#### RECORDS TO USE ####

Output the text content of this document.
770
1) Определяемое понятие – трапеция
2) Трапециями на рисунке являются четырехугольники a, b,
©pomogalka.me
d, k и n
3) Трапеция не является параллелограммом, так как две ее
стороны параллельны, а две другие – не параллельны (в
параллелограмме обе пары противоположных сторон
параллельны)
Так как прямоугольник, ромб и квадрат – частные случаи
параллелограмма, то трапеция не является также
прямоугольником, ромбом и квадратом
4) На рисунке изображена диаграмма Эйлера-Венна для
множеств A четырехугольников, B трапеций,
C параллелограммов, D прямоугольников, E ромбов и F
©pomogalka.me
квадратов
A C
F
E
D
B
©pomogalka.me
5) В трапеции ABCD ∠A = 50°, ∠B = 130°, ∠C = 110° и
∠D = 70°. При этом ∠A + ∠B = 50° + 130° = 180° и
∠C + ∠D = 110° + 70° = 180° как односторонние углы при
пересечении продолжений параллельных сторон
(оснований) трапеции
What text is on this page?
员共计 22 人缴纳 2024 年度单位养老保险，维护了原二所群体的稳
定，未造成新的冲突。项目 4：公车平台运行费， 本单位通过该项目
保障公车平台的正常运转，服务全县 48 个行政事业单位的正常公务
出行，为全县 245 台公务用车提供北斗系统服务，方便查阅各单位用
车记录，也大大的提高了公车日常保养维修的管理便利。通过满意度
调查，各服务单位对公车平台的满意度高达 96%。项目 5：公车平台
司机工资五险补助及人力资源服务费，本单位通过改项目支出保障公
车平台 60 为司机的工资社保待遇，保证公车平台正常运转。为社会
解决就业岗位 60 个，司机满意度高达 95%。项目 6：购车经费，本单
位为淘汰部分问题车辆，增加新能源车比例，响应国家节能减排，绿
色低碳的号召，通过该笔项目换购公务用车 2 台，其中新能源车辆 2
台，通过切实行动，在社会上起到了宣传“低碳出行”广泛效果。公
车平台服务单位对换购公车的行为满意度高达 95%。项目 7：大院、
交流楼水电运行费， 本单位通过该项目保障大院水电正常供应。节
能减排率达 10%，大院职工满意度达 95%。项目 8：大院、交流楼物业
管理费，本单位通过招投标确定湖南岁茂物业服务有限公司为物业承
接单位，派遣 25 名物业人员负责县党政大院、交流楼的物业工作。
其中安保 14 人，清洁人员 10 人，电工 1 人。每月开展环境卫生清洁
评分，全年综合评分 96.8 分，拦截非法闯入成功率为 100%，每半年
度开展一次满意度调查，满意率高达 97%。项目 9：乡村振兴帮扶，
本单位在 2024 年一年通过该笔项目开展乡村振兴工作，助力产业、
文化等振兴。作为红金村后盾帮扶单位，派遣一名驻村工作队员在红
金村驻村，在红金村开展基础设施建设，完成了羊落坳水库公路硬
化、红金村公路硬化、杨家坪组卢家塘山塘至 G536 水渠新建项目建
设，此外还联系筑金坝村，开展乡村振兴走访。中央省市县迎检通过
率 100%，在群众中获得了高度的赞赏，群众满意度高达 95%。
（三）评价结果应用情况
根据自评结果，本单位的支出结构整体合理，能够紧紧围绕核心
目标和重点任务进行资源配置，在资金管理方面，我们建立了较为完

####

→ THE REQUEST: Select and copy every line from the records that includes the word "является".

→ ANSWER:
3) Трапеция не является параллелограммом, так как две ее
параллелограмма, то трапеция не является также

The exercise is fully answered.